** start **

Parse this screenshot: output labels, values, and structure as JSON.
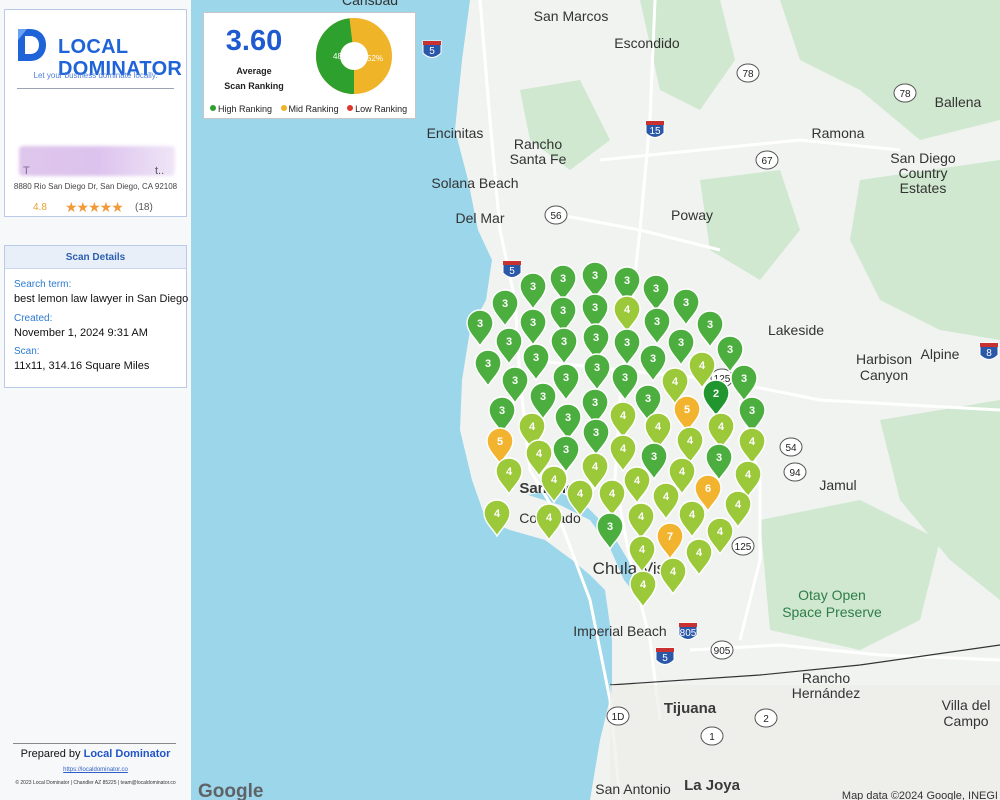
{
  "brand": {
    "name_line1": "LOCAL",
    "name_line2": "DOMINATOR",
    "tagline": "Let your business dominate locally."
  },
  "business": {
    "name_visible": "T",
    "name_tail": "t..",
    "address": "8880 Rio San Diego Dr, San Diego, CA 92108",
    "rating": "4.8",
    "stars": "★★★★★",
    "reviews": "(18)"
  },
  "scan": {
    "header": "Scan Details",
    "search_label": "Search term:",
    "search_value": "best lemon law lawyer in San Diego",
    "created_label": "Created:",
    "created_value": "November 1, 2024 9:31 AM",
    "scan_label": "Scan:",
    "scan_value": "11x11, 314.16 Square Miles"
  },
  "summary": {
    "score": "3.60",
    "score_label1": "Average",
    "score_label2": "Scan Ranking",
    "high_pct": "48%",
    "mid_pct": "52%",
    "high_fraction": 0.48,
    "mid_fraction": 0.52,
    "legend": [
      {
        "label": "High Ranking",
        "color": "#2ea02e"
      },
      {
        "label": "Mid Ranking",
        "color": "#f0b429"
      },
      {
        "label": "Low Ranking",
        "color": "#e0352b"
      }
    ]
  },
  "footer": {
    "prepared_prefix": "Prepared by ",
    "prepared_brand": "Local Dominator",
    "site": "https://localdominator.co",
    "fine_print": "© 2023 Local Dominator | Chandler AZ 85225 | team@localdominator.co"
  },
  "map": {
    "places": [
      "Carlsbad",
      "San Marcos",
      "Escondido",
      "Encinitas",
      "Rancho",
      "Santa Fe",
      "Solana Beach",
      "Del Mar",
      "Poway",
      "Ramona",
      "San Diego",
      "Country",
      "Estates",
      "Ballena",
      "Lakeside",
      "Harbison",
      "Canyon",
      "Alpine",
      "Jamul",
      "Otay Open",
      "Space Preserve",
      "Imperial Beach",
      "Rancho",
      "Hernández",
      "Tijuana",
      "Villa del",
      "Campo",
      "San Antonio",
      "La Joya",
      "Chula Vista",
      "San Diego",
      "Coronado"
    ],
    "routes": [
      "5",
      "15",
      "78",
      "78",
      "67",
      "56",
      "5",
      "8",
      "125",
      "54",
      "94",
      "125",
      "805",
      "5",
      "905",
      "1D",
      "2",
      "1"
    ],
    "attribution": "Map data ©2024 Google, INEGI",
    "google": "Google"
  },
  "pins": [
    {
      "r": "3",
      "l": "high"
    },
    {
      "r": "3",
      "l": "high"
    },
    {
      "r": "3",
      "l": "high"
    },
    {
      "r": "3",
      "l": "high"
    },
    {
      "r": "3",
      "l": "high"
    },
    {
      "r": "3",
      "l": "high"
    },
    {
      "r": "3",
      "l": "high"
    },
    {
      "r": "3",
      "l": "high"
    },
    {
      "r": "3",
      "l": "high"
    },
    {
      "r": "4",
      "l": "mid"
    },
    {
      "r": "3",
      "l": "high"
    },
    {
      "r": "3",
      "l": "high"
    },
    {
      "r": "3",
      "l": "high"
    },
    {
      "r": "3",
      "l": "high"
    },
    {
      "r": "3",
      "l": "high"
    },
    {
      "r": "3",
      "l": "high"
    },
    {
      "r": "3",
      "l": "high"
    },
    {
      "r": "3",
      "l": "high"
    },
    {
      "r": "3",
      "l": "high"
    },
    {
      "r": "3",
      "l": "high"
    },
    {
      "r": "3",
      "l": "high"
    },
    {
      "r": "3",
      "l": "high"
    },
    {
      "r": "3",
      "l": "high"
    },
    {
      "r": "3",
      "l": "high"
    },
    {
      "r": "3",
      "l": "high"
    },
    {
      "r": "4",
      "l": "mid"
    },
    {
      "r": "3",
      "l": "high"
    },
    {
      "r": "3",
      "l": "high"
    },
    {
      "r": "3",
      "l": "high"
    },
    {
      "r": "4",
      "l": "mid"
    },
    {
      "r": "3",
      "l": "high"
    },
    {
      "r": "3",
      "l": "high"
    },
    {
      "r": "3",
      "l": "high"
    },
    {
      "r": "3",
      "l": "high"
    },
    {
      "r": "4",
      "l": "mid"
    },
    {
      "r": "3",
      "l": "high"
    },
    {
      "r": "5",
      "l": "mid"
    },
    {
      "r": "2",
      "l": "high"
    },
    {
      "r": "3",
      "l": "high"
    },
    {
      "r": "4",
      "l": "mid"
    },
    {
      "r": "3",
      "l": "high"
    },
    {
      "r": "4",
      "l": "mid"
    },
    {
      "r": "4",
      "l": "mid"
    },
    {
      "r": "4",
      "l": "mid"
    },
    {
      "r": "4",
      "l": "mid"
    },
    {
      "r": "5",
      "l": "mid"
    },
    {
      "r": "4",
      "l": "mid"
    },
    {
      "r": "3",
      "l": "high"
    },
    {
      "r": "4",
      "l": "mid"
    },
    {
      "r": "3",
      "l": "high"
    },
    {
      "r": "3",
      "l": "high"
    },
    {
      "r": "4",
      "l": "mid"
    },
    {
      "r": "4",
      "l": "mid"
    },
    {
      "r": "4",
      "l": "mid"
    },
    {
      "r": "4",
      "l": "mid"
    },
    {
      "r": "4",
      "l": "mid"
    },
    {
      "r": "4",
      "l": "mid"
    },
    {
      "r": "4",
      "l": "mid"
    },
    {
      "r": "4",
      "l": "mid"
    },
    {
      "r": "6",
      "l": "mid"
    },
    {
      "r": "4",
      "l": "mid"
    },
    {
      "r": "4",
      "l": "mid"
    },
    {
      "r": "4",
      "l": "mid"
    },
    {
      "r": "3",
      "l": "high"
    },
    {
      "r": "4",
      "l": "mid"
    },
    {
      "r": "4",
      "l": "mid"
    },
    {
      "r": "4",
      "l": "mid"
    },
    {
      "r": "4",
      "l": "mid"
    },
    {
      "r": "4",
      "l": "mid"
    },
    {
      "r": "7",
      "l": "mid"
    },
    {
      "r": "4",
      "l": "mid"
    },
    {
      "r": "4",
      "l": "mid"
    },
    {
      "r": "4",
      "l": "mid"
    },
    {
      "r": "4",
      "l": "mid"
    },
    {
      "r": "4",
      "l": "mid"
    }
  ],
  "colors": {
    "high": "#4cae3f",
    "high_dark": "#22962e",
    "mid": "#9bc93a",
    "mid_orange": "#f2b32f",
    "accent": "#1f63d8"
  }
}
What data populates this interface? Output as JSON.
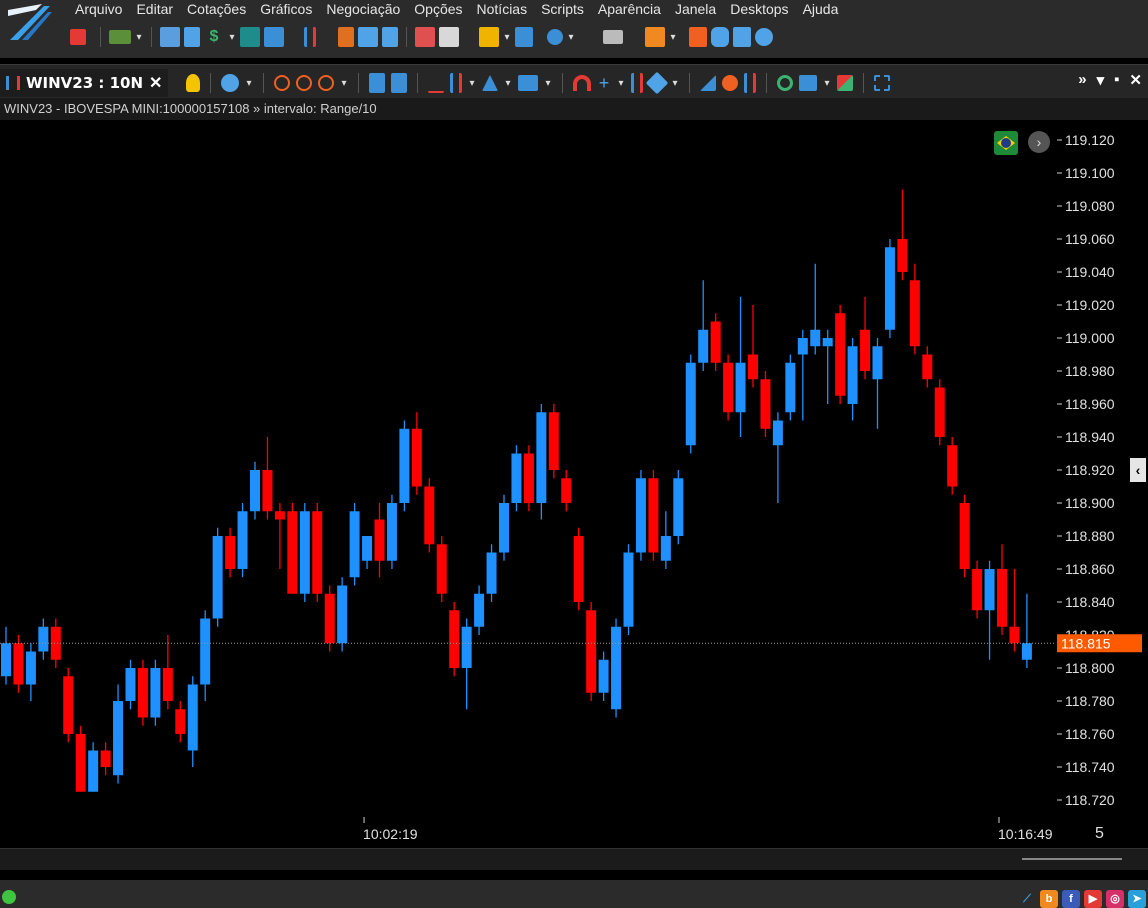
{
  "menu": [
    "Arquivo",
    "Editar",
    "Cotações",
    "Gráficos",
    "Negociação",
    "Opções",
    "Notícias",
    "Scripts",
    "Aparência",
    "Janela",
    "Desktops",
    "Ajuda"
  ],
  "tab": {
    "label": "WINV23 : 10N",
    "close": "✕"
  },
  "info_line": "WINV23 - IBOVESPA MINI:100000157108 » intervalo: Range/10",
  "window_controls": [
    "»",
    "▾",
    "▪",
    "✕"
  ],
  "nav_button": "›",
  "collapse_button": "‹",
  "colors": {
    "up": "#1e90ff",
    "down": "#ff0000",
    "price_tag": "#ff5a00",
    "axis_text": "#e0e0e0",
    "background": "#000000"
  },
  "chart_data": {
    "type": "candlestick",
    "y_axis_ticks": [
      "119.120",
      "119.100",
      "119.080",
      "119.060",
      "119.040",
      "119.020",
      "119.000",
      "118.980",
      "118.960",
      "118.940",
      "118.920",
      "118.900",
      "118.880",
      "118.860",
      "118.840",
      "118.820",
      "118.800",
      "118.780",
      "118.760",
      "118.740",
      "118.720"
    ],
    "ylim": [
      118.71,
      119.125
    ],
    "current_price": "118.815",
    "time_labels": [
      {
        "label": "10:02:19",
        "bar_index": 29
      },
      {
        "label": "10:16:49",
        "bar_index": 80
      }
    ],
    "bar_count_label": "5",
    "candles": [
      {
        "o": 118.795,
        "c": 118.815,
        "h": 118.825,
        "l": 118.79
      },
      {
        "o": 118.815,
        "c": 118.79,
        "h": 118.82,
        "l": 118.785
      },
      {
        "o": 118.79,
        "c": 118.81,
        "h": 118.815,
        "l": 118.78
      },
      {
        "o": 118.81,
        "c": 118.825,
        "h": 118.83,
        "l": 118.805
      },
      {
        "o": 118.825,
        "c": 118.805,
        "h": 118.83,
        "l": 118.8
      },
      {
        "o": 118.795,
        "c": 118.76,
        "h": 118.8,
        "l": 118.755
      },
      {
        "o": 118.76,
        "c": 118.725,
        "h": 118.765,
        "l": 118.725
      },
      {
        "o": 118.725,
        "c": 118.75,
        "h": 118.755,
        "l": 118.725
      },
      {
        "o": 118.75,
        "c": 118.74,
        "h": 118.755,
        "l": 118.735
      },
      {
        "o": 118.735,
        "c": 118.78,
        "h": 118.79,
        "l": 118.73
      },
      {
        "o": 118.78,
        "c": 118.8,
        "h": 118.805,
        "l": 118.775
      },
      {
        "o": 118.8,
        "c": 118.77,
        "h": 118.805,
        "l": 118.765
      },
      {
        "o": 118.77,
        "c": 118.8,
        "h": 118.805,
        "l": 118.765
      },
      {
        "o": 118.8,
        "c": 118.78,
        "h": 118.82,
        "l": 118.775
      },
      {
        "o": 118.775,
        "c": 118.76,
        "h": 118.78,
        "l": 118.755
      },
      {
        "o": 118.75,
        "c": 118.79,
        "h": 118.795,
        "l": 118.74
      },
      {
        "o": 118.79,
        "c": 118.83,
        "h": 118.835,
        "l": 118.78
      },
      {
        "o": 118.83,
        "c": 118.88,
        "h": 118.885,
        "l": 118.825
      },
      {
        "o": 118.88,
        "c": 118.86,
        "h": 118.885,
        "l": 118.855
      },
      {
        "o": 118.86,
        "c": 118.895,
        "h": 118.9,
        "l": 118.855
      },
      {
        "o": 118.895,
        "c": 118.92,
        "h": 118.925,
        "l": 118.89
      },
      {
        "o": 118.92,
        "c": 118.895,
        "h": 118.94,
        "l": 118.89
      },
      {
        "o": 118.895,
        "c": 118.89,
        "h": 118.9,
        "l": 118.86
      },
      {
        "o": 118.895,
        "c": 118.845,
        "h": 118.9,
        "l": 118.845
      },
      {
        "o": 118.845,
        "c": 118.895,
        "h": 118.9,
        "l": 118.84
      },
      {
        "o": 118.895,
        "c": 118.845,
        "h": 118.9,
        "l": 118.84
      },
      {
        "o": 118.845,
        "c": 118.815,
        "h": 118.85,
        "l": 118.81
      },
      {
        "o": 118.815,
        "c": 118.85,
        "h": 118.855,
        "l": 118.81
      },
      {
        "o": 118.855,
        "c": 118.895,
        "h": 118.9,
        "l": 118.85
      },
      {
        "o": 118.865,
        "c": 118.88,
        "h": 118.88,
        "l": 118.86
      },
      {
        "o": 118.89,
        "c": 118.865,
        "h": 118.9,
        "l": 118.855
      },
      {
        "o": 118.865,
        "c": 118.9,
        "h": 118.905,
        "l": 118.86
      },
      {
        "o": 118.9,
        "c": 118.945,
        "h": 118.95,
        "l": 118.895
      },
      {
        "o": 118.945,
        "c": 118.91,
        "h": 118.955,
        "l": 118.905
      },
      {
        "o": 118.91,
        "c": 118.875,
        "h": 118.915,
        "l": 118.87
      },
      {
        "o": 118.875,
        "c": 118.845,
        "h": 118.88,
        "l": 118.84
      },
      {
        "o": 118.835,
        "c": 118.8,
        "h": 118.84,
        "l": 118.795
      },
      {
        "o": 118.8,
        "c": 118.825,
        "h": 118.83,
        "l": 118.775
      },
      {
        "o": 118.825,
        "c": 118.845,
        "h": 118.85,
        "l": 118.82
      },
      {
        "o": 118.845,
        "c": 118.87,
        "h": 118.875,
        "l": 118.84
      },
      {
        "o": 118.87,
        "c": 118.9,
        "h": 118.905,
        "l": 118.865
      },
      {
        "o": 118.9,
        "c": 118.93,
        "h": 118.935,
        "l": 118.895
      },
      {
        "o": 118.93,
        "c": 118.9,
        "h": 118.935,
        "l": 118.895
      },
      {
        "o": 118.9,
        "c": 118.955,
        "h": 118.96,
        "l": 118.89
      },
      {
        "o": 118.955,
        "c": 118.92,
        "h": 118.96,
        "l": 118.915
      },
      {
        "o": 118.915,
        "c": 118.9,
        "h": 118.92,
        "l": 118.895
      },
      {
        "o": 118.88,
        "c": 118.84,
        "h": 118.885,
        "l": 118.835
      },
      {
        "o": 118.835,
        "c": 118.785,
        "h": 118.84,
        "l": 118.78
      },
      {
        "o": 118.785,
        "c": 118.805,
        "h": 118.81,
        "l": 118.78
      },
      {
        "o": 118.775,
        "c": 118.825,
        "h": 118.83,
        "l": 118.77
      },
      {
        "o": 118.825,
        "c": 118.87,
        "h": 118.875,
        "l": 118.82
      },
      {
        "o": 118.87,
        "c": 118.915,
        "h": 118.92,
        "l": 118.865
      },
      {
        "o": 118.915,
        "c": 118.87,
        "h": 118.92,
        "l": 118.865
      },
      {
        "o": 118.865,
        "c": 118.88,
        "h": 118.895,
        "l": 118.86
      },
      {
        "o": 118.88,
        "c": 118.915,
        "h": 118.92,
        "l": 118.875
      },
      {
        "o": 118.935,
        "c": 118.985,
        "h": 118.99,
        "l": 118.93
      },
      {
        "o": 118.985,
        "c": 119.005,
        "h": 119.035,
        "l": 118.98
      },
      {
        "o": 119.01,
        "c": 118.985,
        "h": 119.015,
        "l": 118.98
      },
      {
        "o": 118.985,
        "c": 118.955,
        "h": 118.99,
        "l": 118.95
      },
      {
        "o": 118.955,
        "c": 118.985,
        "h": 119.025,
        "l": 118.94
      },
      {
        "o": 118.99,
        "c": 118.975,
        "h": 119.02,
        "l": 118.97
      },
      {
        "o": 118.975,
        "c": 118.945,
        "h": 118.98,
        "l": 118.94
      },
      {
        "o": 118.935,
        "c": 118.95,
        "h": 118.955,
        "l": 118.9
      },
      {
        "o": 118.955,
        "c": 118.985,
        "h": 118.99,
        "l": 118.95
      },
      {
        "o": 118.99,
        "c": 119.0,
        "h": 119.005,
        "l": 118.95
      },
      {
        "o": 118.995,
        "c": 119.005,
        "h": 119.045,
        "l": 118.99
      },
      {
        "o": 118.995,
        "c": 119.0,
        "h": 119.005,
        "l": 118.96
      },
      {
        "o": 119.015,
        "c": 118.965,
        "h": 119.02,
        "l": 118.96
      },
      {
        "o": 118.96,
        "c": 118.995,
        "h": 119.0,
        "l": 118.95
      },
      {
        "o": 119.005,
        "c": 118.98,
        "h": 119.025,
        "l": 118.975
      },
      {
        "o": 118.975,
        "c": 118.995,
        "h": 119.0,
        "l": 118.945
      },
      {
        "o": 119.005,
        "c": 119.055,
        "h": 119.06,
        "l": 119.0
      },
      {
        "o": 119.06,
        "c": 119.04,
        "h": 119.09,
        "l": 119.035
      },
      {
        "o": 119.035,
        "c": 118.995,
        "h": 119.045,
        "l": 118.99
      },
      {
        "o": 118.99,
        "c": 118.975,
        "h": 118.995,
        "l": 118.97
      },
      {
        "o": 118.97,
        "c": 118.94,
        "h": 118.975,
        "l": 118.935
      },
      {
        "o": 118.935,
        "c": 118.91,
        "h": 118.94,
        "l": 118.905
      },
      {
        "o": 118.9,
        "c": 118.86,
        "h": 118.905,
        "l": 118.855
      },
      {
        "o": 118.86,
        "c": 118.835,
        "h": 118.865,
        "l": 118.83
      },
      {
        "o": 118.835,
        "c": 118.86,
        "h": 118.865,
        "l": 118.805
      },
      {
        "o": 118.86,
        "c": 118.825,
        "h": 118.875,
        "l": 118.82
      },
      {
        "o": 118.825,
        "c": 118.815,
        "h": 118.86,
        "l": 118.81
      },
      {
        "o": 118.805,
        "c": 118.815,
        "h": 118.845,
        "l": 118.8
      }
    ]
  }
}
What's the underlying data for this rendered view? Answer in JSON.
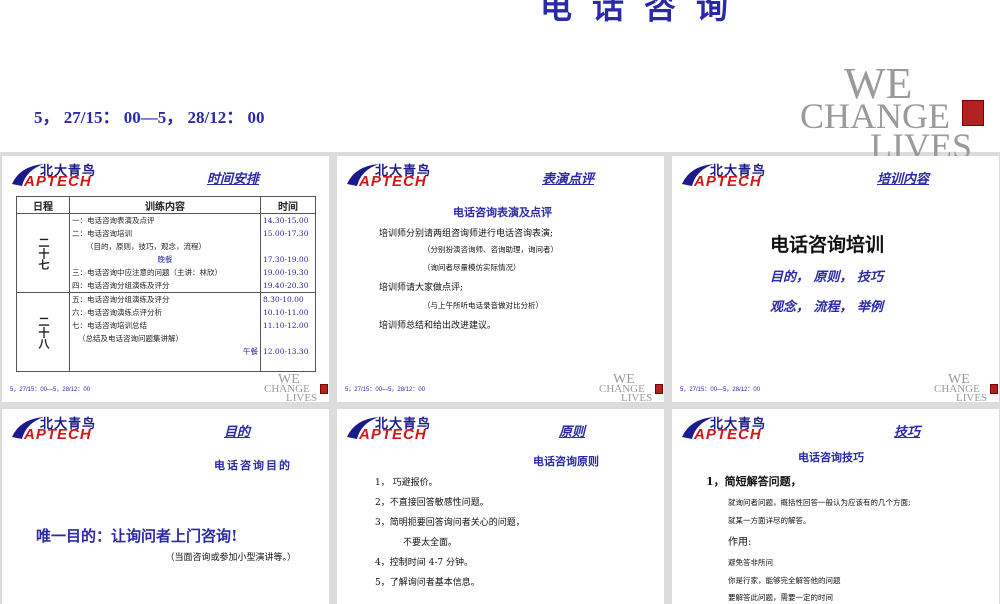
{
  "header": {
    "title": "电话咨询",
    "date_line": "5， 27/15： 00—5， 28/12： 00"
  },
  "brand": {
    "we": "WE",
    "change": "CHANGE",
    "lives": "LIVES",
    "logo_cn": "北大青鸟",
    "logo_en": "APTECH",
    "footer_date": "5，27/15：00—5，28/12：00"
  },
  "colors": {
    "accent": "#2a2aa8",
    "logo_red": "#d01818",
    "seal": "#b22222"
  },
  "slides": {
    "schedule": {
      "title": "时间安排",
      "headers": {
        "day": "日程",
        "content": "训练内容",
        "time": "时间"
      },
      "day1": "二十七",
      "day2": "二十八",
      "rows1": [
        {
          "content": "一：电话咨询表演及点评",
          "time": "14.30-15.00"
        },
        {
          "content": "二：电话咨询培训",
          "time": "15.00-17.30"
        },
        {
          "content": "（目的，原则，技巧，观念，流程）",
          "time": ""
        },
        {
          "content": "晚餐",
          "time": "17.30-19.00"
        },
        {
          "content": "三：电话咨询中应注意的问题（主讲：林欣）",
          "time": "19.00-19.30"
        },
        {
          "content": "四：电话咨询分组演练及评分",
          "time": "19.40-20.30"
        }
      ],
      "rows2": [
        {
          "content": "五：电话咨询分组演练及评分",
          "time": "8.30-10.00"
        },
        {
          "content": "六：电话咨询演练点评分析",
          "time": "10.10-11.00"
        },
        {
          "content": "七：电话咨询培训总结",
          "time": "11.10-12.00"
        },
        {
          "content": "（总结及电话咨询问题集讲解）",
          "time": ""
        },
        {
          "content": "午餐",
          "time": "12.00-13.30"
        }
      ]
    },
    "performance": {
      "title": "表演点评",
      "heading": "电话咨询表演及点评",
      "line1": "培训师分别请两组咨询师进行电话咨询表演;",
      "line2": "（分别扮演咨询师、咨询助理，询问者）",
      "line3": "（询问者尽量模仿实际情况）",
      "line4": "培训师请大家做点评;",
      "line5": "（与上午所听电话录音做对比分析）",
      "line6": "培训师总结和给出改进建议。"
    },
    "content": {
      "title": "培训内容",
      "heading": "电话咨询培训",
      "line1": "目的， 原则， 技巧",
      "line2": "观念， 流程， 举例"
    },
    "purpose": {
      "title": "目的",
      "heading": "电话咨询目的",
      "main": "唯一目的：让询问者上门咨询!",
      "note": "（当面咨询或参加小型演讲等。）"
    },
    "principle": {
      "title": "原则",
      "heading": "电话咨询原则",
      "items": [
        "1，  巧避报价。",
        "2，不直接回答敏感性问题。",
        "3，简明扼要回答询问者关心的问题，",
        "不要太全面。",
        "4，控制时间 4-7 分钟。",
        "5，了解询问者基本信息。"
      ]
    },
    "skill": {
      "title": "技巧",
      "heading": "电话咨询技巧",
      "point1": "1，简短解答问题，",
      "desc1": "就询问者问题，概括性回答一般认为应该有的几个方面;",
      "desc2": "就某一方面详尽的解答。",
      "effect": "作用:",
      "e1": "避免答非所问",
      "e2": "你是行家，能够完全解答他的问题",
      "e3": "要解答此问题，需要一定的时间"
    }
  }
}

** end **

Stated task: From the listing above, pick out each line where the word "电话咨询表演及点评" appears.

Answer for this exercise:
          "content": "一：电话咨询表演及点评",
      "heading": "电话咨询表演及点评",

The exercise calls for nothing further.